▸ WHAT YOU NEED TO DO
Across the data below, how many lines hold "финансовый"? Answer with that number and nothing else.

▸ SOURCE DATA

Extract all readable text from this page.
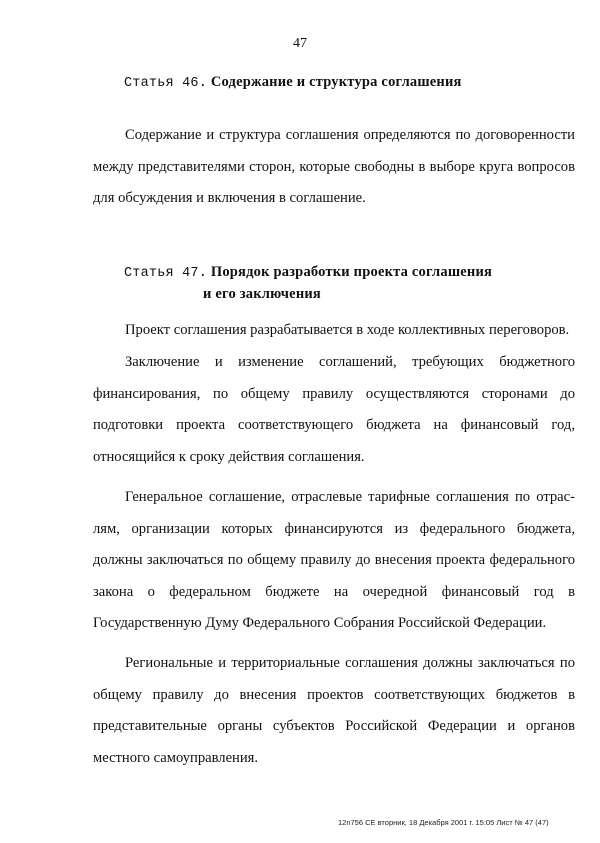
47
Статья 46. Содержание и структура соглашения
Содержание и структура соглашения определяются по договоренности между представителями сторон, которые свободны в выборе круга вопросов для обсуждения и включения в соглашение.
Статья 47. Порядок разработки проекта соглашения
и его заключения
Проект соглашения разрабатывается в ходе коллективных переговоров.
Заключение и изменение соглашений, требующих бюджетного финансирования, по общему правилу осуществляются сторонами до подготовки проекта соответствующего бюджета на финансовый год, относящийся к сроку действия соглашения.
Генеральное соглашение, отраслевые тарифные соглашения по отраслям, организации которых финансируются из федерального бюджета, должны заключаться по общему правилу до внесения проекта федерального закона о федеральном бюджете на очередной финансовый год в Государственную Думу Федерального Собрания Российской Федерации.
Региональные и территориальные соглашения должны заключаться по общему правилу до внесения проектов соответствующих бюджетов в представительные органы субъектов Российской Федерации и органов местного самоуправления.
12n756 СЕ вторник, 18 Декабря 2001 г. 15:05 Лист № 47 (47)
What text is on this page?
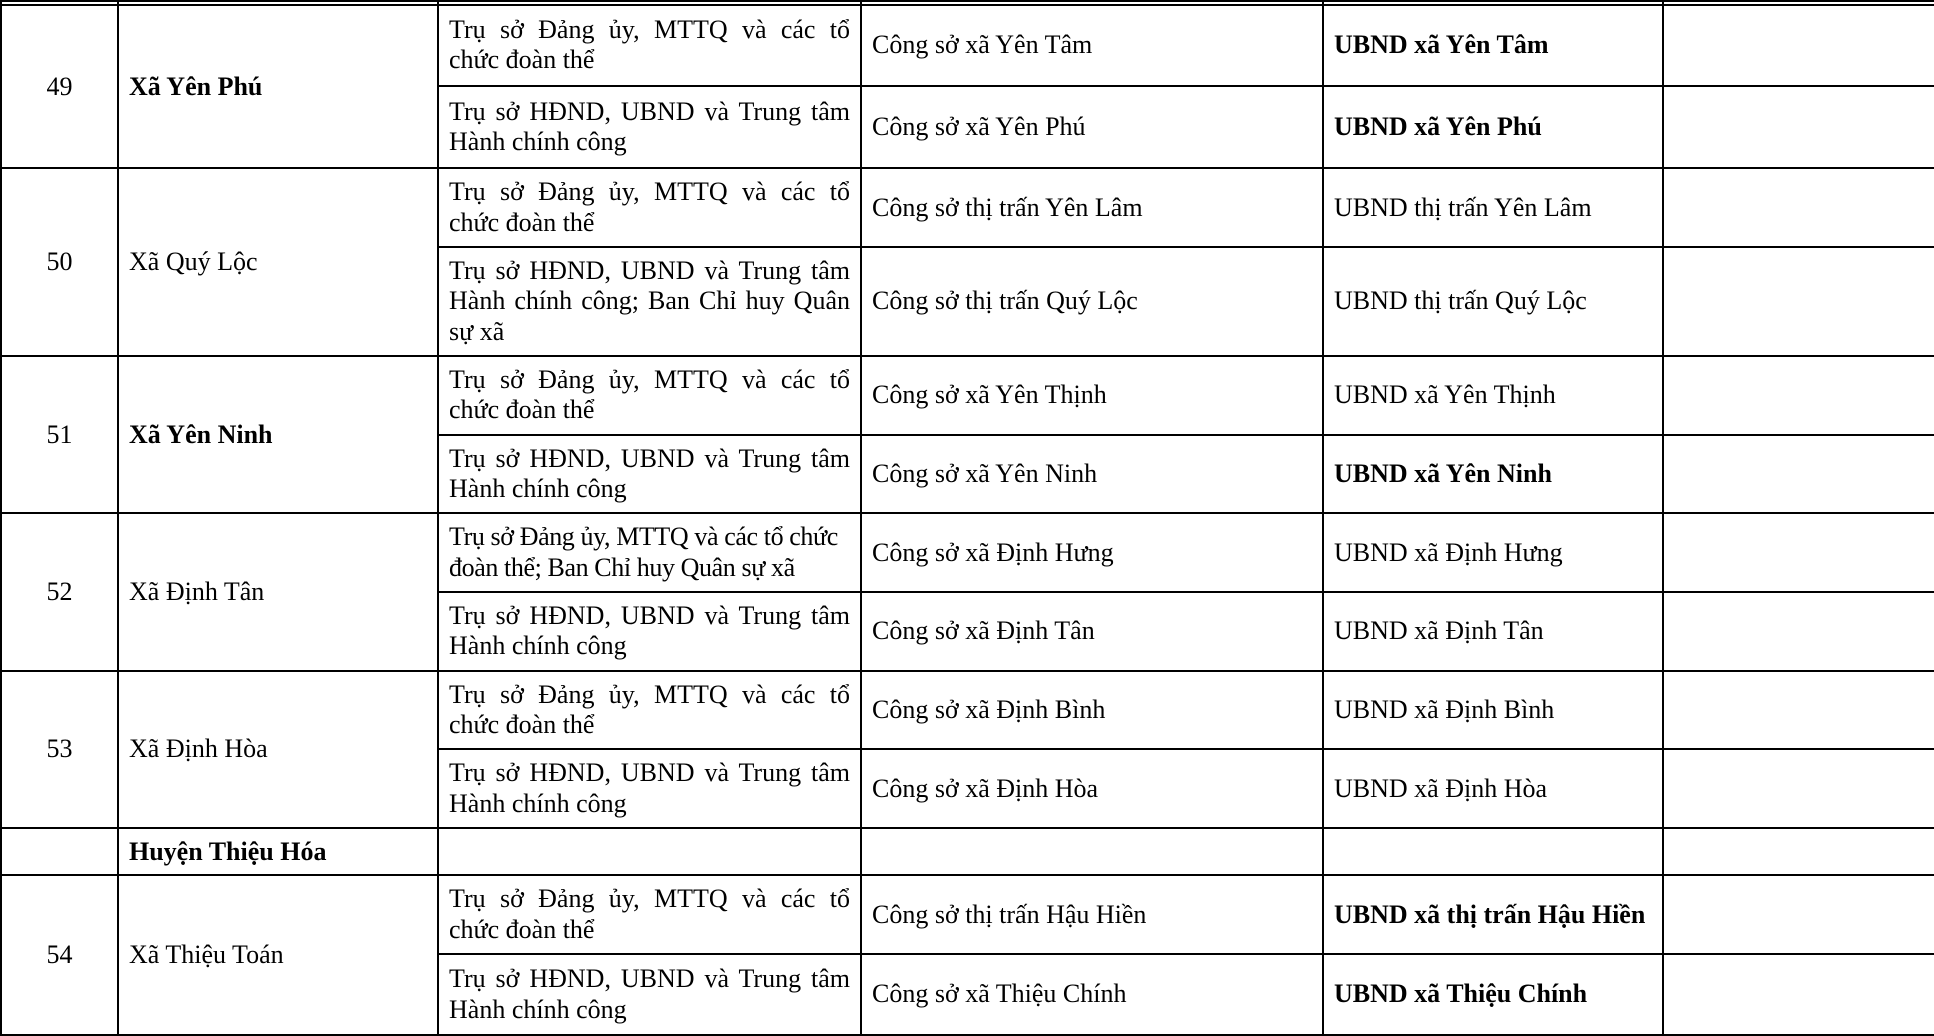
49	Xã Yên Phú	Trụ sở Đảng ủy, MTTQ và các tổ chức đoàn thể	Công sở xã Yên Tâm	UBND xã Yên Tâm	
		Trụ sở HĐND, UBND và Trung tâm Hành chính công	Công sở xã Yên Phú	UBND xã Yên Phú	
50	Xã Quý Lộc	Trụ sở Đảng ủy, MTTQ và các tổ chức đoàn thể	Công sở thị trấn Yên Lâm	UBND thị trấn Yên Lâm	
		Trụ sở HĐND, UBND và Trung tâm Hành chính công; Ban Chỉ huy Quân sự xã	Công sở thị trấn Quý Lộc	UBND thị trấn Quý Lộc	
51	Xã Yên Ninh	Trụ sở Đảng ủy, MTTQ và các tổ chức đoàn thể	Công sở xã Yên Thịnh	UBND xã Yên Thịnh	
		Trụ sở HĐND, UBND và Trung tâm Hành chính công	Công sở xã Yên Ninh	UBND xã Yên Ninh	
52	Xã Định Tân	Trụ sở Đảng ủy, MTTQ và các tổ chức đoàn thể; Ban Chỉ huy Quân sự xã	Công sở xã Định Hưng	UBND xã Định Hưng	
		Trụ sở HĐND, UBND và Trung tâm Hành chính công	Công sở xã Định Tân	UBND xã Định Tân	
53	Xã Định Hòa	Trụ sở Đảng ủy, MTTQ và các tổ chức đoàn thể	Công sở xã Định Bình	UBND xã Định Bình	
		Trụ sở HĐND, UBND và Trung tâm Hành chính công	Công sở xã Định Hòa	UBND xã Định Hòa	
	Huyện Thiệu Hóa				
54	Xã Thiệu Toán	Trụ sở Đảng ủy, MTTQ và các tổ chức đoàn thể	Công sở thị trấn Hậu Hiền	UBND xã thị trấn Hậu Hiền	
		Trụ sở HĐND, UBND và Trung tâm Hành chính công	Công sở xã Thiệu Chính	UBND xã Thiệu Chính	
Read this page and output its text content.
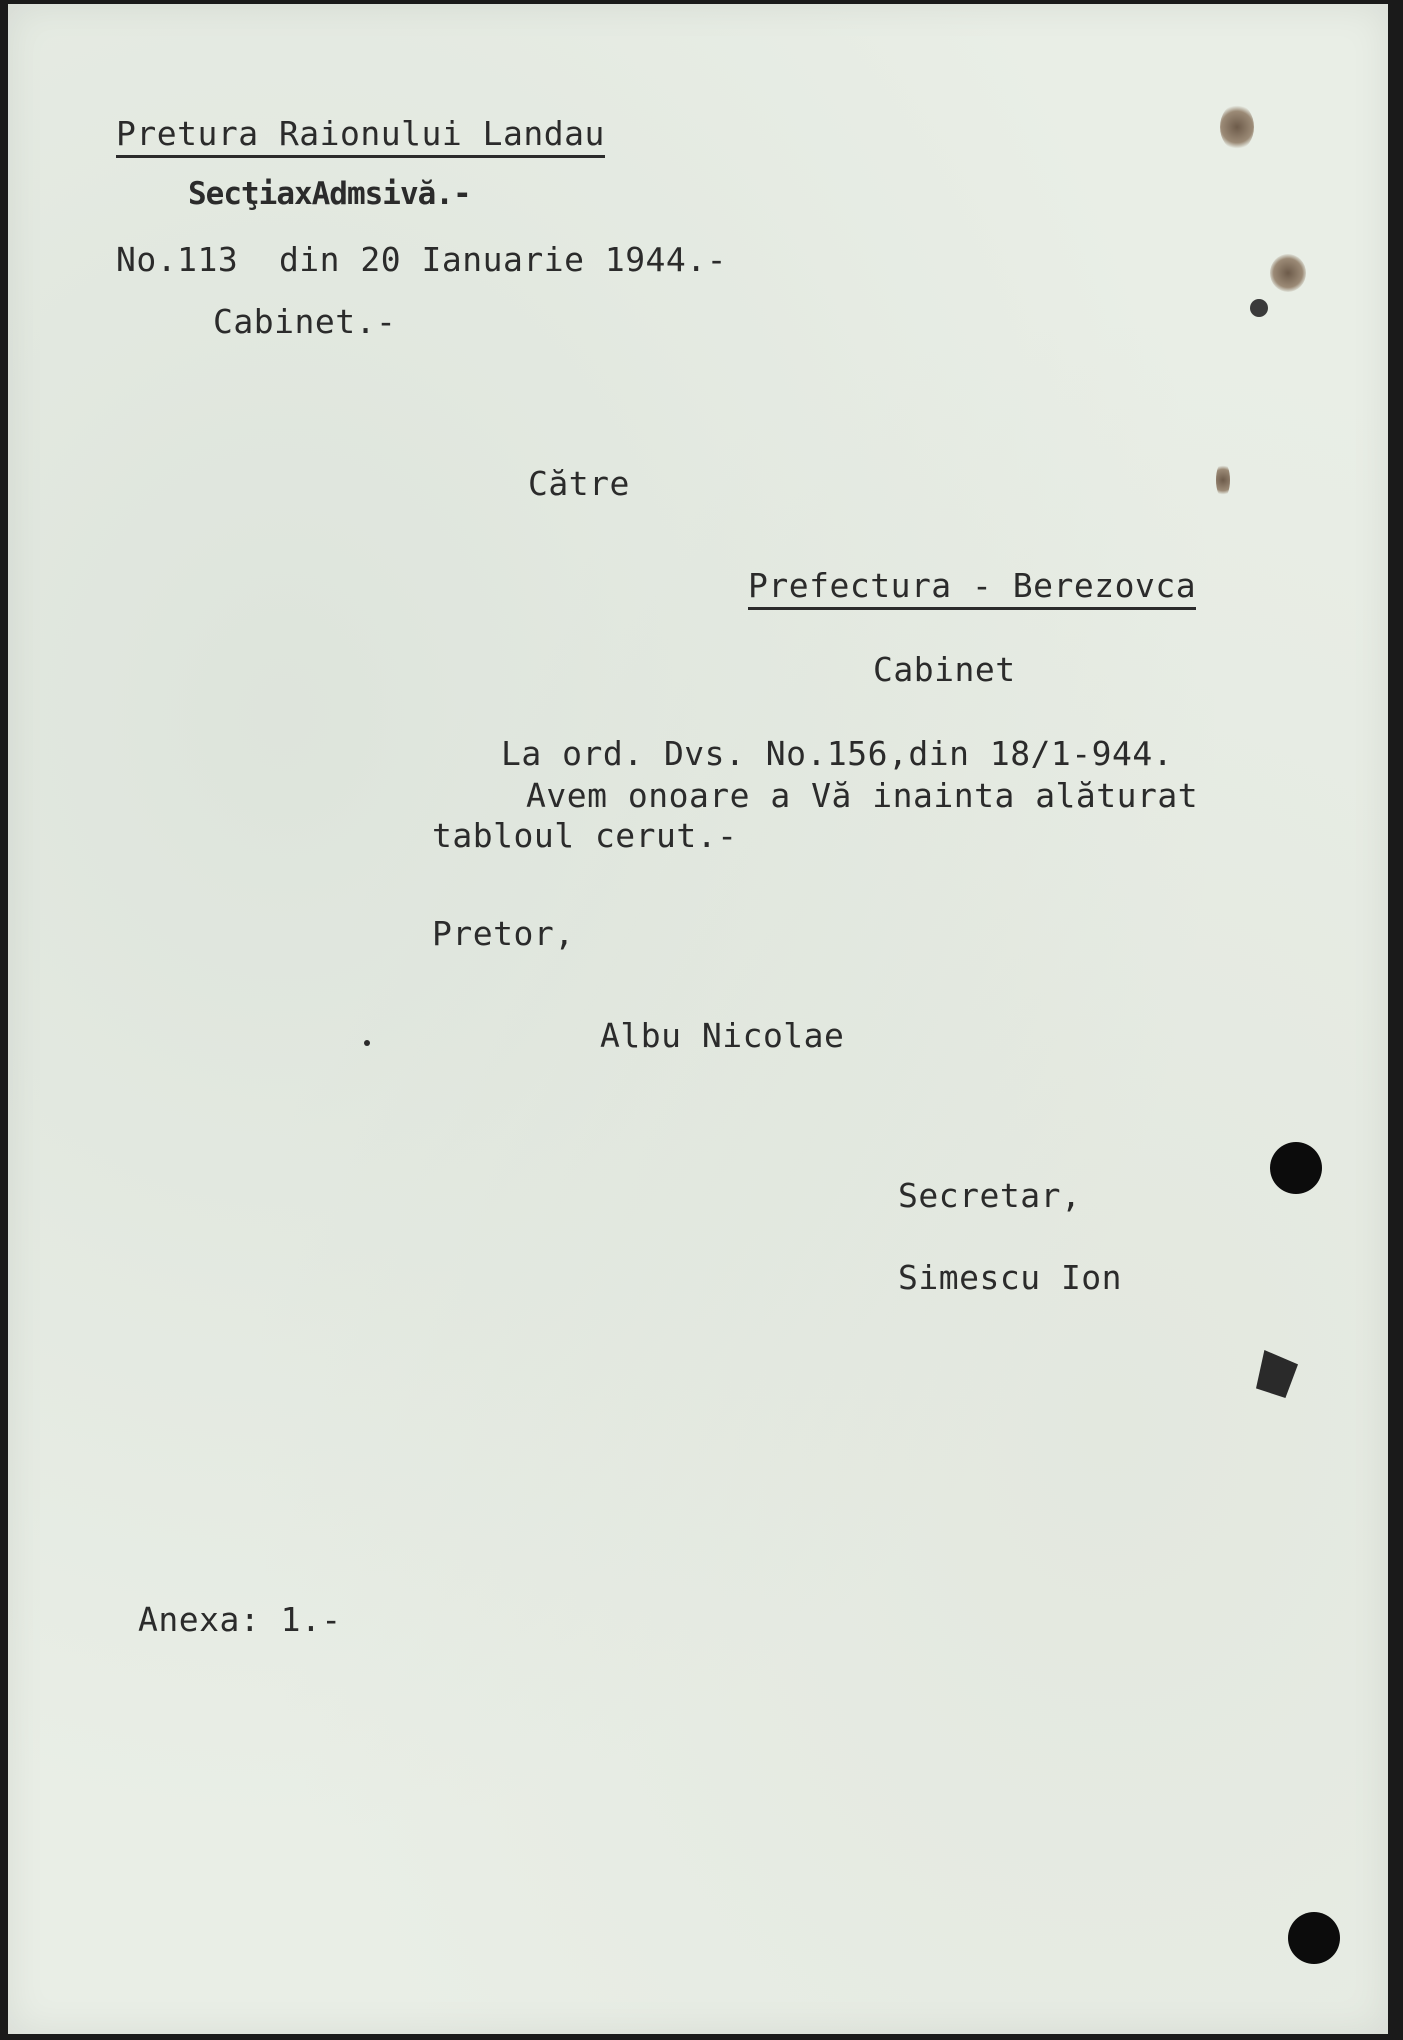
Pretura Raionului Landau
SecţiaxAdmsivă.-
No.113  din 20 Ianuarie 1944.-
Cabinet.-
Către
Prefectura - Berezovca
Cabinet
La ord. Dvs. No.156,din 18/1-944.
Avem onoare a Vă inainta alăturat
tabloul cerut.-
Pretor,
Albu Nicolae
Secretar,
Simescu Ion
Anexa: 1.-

▸ CORRECT ANSWER
2